Every record must be repeated exactly; omit any pictures they contain.
============================================================
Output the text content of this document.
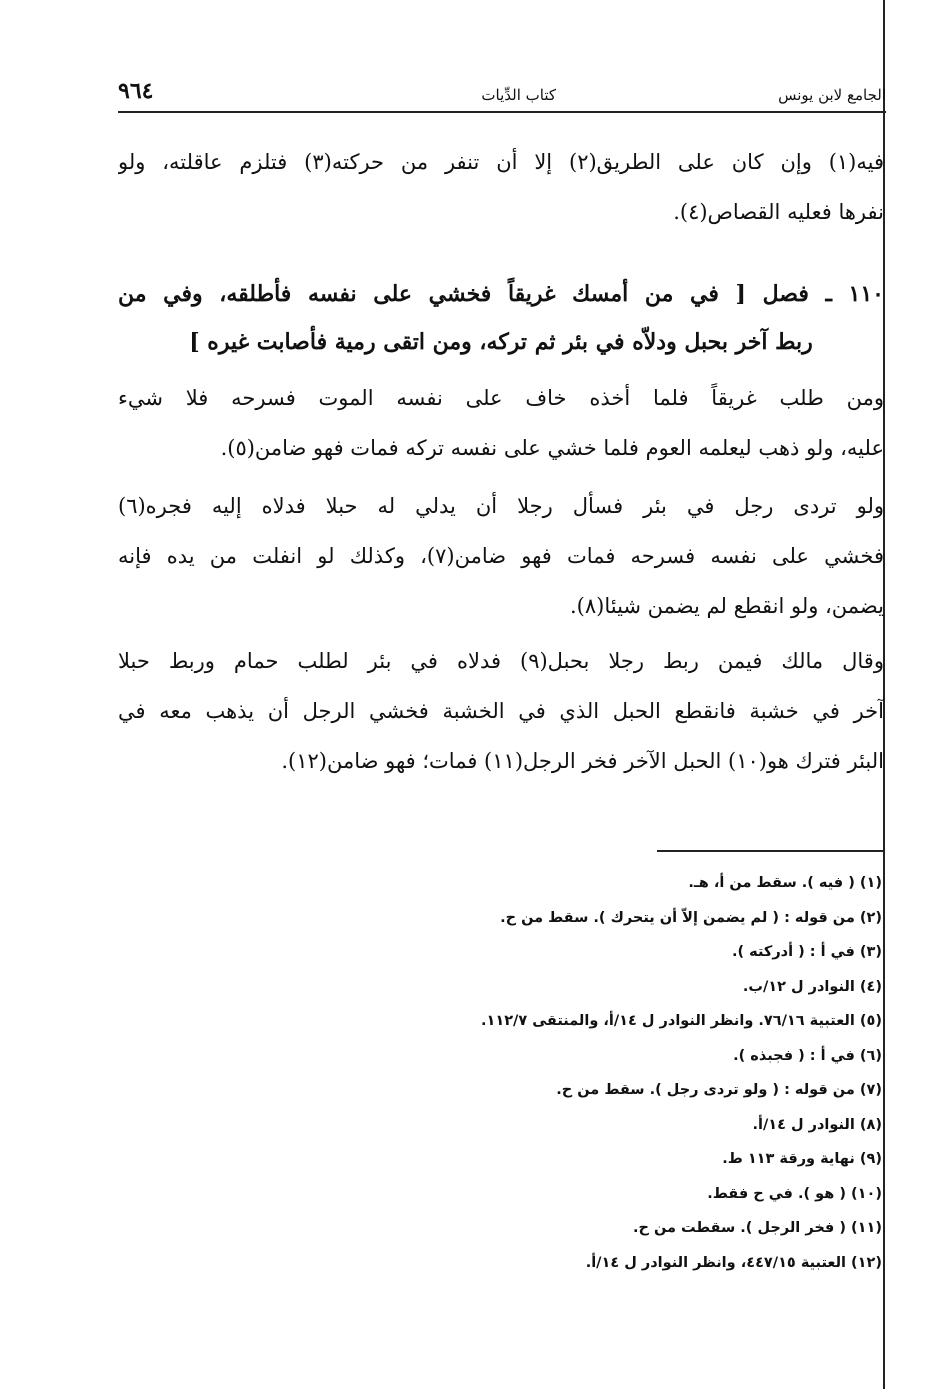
الجامع لابن يونس
كتاب الدِّيات
٩٦٤
فيه(١) وإن كان على الطريق(٢) إلا أن تنفر من حركته(٣) فتلزم عاقلته، ولو
نفرها فعليه القصاص(٤).
١١٠ ـ فصل [ في من أمسك غريقاً فخشي على نفسه فأطلقه، وفي من
ربط آخر بحبل ودلاّه في بئر ثم تركه، ومن اتقى رمية فأصابت غيره ]
ومن طلب غريقاً فلما أخذه خاف على نفسه الموت فسرحه فلا شيء
عليه، ولو ذهب ليعلمه العوم فلما خشي على نفسه تركه فمات فهو ضامن(٥).
ولو تردى رجل في بئر فسأل رجلا أن يدلي له حبلا فدلاه إليه فجره(٦)
فخشي على نفسه فسرحه فمات فهو ضامن(٧)، وكذلك لو انفلت من يده فإنه
يضمن، ولو انقطع لم يضمن شيئا(٨).
وقال مالك فيمن ربط رجلا بحبل(٩) فدلاه في بئر لطلب حمام وربط حبلا
آخر في خشبة فانقطع الحبل الذي في الخشبة فخشي الرجل أن يذهب معه في
البئر فترك هو(١٠) الحبل الآخر فخر الرجل(١١) فمات؛ فهو ضامن(١٢).
(١) ( فيه ). سقط من أ، هـ.
(٢) من قوله : ( لم يضمن إلاّ أن يتحرك ). سقط من ح.
(٣) في أ : ( أدركته ).
(٤) النوادر ل ١٢/ب.
(٥) العتبية ٧٦/١٦. وانظر النوادر ل ١٤/أ، والمنتقى ١١٢/٧.
(٦) في أ : ( فجبذه ).
(٧) من قوله : ( ولو تردى رجل ). سقط من ح.
(٨) النوادر ل ١٤/أ.
(٩) نهاية ورقة ١١٣ ط.
(١٠) ( هو ). في ح فقط.
(١١) ( فخر الرجل ). سقطت من ح.
(١٢) العتبية ٤٤٧/١٥، وانظر النوادر ل ١٤/أ.
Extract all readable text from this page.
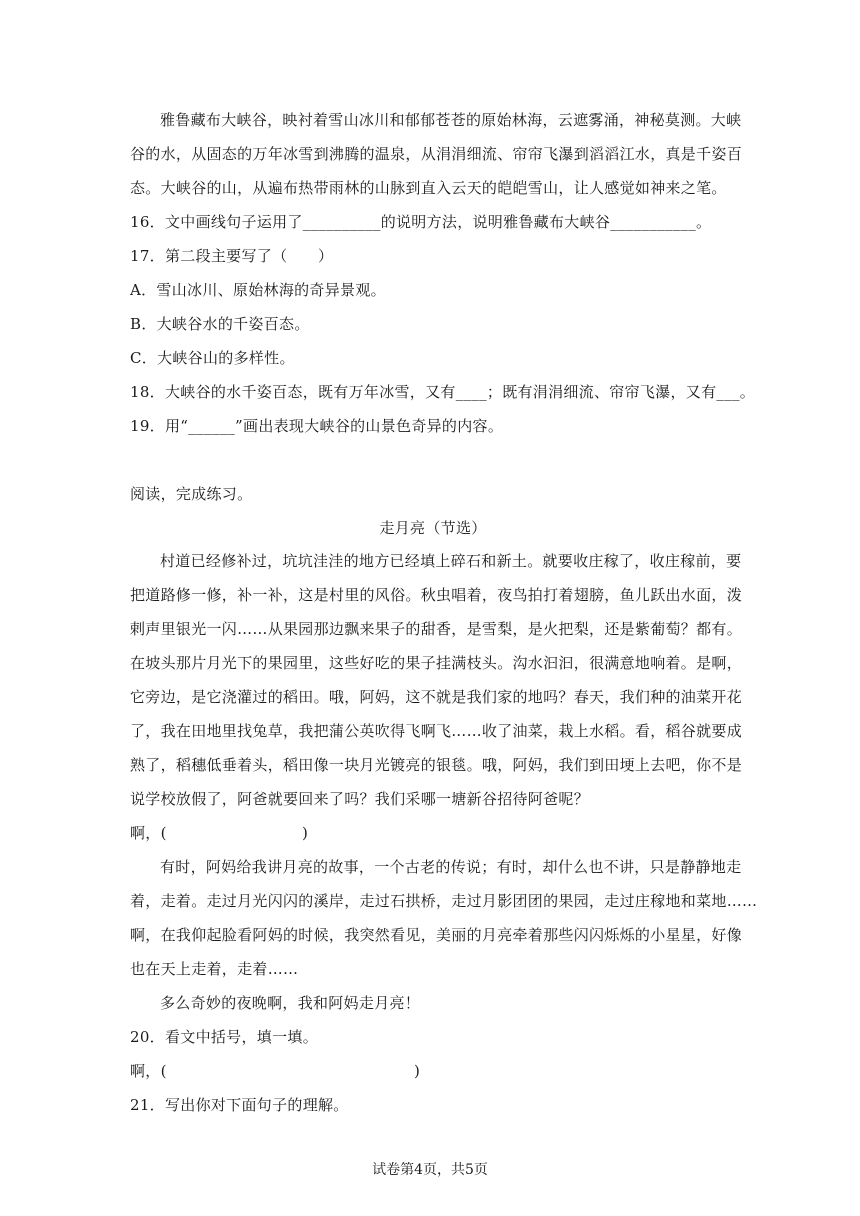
雅鲁藏布大峡谷，映衬着雪山冰川和郁郁苍苍的原始林海，云遮雾涌，神秘莫测。大峡
谷的水，从固态的万年冰雪到沸腾的温泉，从涓涓细流、帘帘飞瀑到滔滔江水，真是千姿百
态。大峡谷的山，从遍布热带雨林的山脉到直入云天的皑皑雪山，让人感觉如神来之笔。
16．文中画线句子运用了__________的说明方法，说明雅鲁藏布大峡谷___________。
17．第二段主要写了（　　）
A．雪山冰川、原始林海的奇异景观。
B．大峡谷水的千姿百态。
C．大峡谷山的多样性。
18．大峡谷的水千姿百态，既有万年冰雪，又有____；既有涓涓细流、帘帘飞瀑，又有___。
19．用“______”画出表现大峡谷的山景色奇异的内容。
阅读，完成练习。
走月亮（节选）
村道已经修补过，坑坑洼洼的地方已经填上碎石和新土。就要收庄稼了，收庄稼前，要
把道路修一修，补一补，这是村里的风俗。秋虫唱着，夜鸟拍打着翅膀，鱼儿跃出水面，泼
剌声里银光一闪……从果园那边飘来果子的甜香，是雪梨，是火把梨，还是紫葡萄？都有。
在坡头那片月光下的果园里，这些好吃的果子挂满枝头。沟水汩汩，很满意地响着。是啊，
它旁边，是它浇灌过的稻田。哦，阿妈，这不就是我们家的地吗？春天，我们种的油菜开花
了，我在田地里找兔草，我把蒲公英吹得飞啊飞……收了油菜，栽上水稻。看，稻谷就要成
熟了，稻穗低垂着头，稻田像一块月光镀亮的银毯。哦，阿妈，我们到田埂上去吧，你不是
说学校放假了，阿爸就要回来了吗？我们采哪一塘新谷招待阿爸呢？
啊，(	)
有时，阿妈给我讲月亮的故事，一个古老的传说；有时，却什么也不讲，只是静静地走
着，走着。走过月光闪闪的溪岸，走过石拱桥，走过月影团团的果园，走过庄稼地和菜地……
啊，在我仰起脸看阿妈的时候，我突然看见，美丽的月亮牵着那些闪闪烁烁的小星星，好像
也在天上走着，走着……
多么奇妙的夜晚啊，我和阿妈走月亮！
20．看文中括号，填一填。
啊，(	)
21．写出你对下面句子的理解。
试卷第4页，共5页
============================================================
▶ **Full answer**:
Output the text content of this document.
الجامع لابن يونس
كتاب الدِّيات
٩٦٤
فيه(١) وإن كان على الطريق(٢) إلا أن تنفر من حركته(٣) فتلزم عاقلته، ولو
نفرها فعليه القصاص(٤).
١١٠ ـ فصل [ في من أمسك غريقاً فخشي على نفسه فأطلقه، وفي من
ربط آخر بحبل ودلاّه في بئر ثم تركه، ومن اتقى رمية فأصابت غيره ]
ومن طلب غريقاً فلما أخذه خاف على نفسه الموت فسرحه فلا شيء
عليه، ولو ذهب ليعلمه العوم فلما خشي على نفسه تركه فمات فهو ضامن(٥).
ولو تردى رجل في بئر فسأل رجلا أن يدلي له حبلا فدلاه إليه فجره(٦)
فخشي على نفسه فسرحه فمات فهو ضامن(٧)، وكذلك لو انفلت من يده فإنه
يضمن، ولو انقطع لم يضمن شيئا(٨).
وقال مالك فيمن ربط رجلا بحبل(٩) فدلاه في بئر لطلب حمام وربط حبلا
آخر في خشبة فانقطع الحبل الذي في الخشبة فخشي الرجل أن يذهب معه في
البئر فترك هو(١٠) الحبل الآخر فخر الرجل(١١) فمات؛ فهو ضامن(١٢).
(١) ( فيه ). سقط من أ، هـ.
(٢) من قوله : ( لم يضمن إلاّ أن يتحرك ). سقط من ح.
(٣) في أ : ( أدركته ).
(٤) النوادر ل ١٢/ب.
(٥) العتبية ٧٦/١٦. وانظر النوادر ل ١٤/أ، والمنتقى ١١٢/٧.
(٦) في أ : ( فجبذه ).
(٧) من قوله : ( ولو تردى رجل ). سقط من ح.
(٨) النوادر ل ١٤/أ.
(٩) نهاية ورقة ١١٣ ط.
(١٠) ( هو ). في ح فقط.
(١١) ( فخر الرجل ). سقطت من ح.
(١٢) العتبية ٤٤٧/١٥، وانظر النوادر ل ١٤/أ.
Extract all readable text from this page.
雅鲁藏布大峡谷，映衬着雪山冰川和郁郁苍苍的原始林海，云遮雾涌，神秘莫测。大峡
谷的水，从固态的万年冰雪到沸腾的温泉，从涓涓细流、帘帘飞瀑到滔滔江水，真是千姿百
态。大峡谷的山，从遍布热带雨林的山脉到直入云天的皑皑雪山，让人感觉如神来之笔。
16．文中画线句子运用了__________的说明方法，说明雅鲁藏布大峡谷___________。
17．第二段主要写了（　　）
A．雪山冰川、原始林海的奇异景观。
B．大峡谷水的千姿百态。
C．大峡谷山的多样性。
18．大峡谷的水千姿百态，既有万年冰雪，又有____；既有涓涓细流、帘帘飞瀑，又有___。
19．用“______”画出表现大峡谷的山景色奇异的内容。
阅读，完成练习。
走月亮（节选）
村道已经修补过，坑坑洼洼的地方已经填上碎石和新土。就要收庄稼了，收庄稼前，要
把道路修一修，补一补，这是村里的风俗。秋虫唱着，夜鸟拍打着翅膀，鱼儿跃出水面，泼
剌声里银光一闪……从果园那边飘来果子的甜香，是雪梨，是火把梨，还是紫葡萄？都有。
在坡头那片月光下的果园里，这些好吃的果子挂满枝头。沟水汩汩，很满意地响着。是啊，
它旁边，是它浇灌过的稻田。哦，阿妈，这不就是我们家的地吗？春天，我们种的油菜开花
了，我在田地里找兔草，我把蒲公英吹得飞啊飞……收了油菜，栽上水稻。看，稻谷就要成
熟了，稻穗低垂着头，稻田像一块月光镀亮的银毯。哦，阿妈，我们到田埂上去吧，你不是
说学校放假了，阿爸就要回来了吗？我们采哪一塘新谷招待阿爸呢？
啊，(	)
有时，阿妈给我讲月亮的故事，一个古老的传说；有时，却什么也不讲，只是静静地走
着，走着。走过月光闪闪的溪岸，走过石拱桥，走过月影团团的果园，走过庄稼地和菜地……
啊，在我仰起脸看阿妈的时候，我突然看见，美丽的月亮牵着那些闪闪烁烁的小星星，好像
也在天上走着，走着……
多么奇妙的夜晚啊，我和阿妈走月亮！
20．看文中括号，填一填。
啊，(	)
21．写出你对下面句子的理解。
试卷第4页，共5页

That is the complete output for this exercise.